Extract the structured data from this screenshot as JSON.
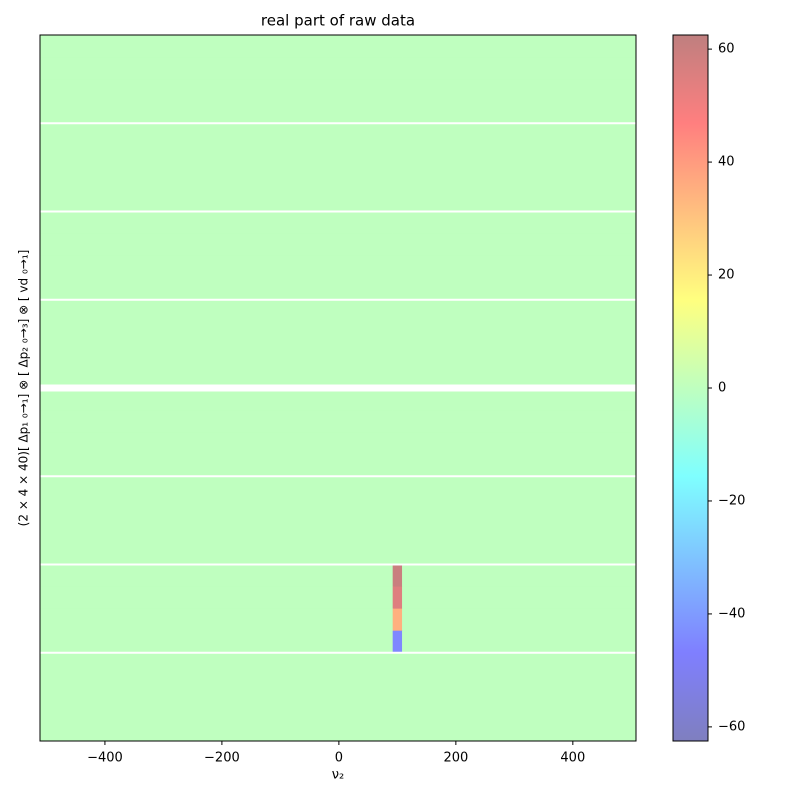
{
  "chart_data": {
    "type": "heatmap",
    "title": "real part of raw data",
    "x_label": "ν₂",
    "y_label": "(2 × 4 × 40)[ Δp₁ ₀→₁] ⊗ [ Δp₂ ₀→₃] ⊗ [ vd ₀→₁]",
    "xbins": [
      -511,
      92,
      108,
      508
    ],
    "xlim": [
      -511,
      508
    ],
    "xticks": [
      {
        "value": -400,
        "label": "−400"
      },
      {
        "value": -200,
        "label": "−200"
      },
      0,
      200,
      400
    ],
    "values": [
      [
        0,
        0,
        0
      ],
      [
        0,
        0,
        0
      ],
      [
        0,
        0,
        0
      ],
      [
        0,
        0,
        0
      ],
      [
        0,
        0,
        0
      ],
      [
        0,
        0,
        0
      ],
      [
        0,
        0,
        0
      ],
      [
        0,
        0,
        0
      ],
      [
        0,
        0,
        0
      ],
      [
        0,
        0,
        0
      ],
      [
        0,
        0,
        0
      ],
      [
        0,
        0,
        0
      ],
      [
        0,
        0,
        0
      ],
      [
        0,
        0,
        0
      ],
      [
        0,
        0,
        0
      ],
      [
        0,
        0,
        0
      ],
      [
        0,
        0,
        0
      ],
      [
        0,
        0,
        0
      ],
      [
        0,
        0,
        0
      ],
      [
        0,
        0,
        0
      ],
      [
        0,
        0,
        0
      ],
      [
        0,
        0,
        0
      ],
      [
        0,
        0,
        0
      ],
      [
        0,
        0,
        0
      ],
      [
        0,
        60,
        0
      ],
      [
        0,
        55,
        0
      ],
      [
        0,
        35,
        0
      ],
      [
        0,
        -45,
        0
      ],
      [
        0,
        0,
        0
      ],
      [
        0,
        0,
        0
      ],
      [
        0,
        0,
        0
      ],
      [
        0,
        0,
        0
      ]
    ],
    "clim": [
      -62.5,
      62.5
    ],
    "cticks": [
      {
        "value": -60,
        "label": "−60"
      },
      {
        "value": -40,
        "label": "−40"
      },
      {
        "value": -20,
        "label": "−20"
      },
      0,
      20,
      40,
      60
    ],
    "colormap": [
      "#7f7fbf",
      "#7f7fff",
      "#7fbfff",
      "#7fffff",
      "#bfffbf",
      "#ffff7f",
      "#ffbf7f",
      "#ff7f7f",
      "#bf7f7f"
    ]
  }
}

--

Give every line back word for word and leave the pictures out.

Extract the structured data from this screenshot as JSON.
{
  "chart_data": {
    "type": "heatmap",
    "title": "real part of raw data",
    "x_label": "ν₂",
    "y_label": "(2 × 4 × 40)[ Δp₁ ₀→₁] ⊗ [ Δp₂ ₀→₃] ⊗ [ vd ₀→₁]",
    "xbins": [
      -511,
      92,
      108,
      508
    ],
    "xlim": [
      -511,
      508
    ],
    "xticks": [
      {
        "value": -400,
        "label": "−400"
      },
      {
        "value": -200,
        "label": "−200"
      },
      0,
      200,
      400
    ],
    "values": [
      [
        0,
        0,
        0
      ],
      [
        0,
        0,
        0
      ],
      [
        0,
        0,
        0
      ],
      [
        0,
        0,
        0
      ],
      [
        0,
        0,
        0
      ],
      [
        0,
        0,
        0
      ],
      [
        0,
        0,
        0
      ],
      [
        0,
        0,
        0
      ],
      [
        0,
        0,
        0
      ],
      [
        0,
        0,
        0
      ],
      [
        0,
        0,
        0
      ],
      [
        0,
        0,
        0
      ],
      [
        0,
        0,
        0
      ],
      [
        0,
        0,
        0
      ],
      [
        0,
        0,
        0
      ],
      [
        0,
        0,
        0
      ],
      [
        0,
        0,
        0
      ],
      [
        0,
        0,
        0
      ],
      [
        0,
        0,
        0
      ],
      [
        0,
        0,
        0
      ],
      [
        0,
        0,
        0
      ],
      [
        0,
        0,
        0
      ],
      [
        0,
        0,
        0
      ],
      [
        0,
        0,
        0
      ],
      [
        0,
        60,
        0
      ],
      [
        0,
        55,
        0
      ],
      [
        0,
        35,
        0
      ],
      [
        0,
        -45,
        0
      ],
      [
        0,
        0,
        0
      ],
      [
        0,
        0,
        0
      ],
      [
        0,
        0,
        0
      ],
      [
        0,
        0,
        0
      ]
    ],
    "clim": [
      -62.5,
      62.5
    ],
    "cticks": [
      {
        "value": -60,
        "label": "−60"
      },
      {
        "value": -40,
        "label": "−40"
      },
      {
        "value": -20,
        "label": "−20"
      },
      0,
      20,
      40,
      60
    ],
    "colormap": [
      "#7f7fbf",
      "#7f7fff",
      "#7fbfff",
      "#7fffff",
      "#bfffbf",
      "#ffff7f",
      "#ffbf7f",
      "#ff7f7f",
      "#bf7f7f"
    ]
  }
}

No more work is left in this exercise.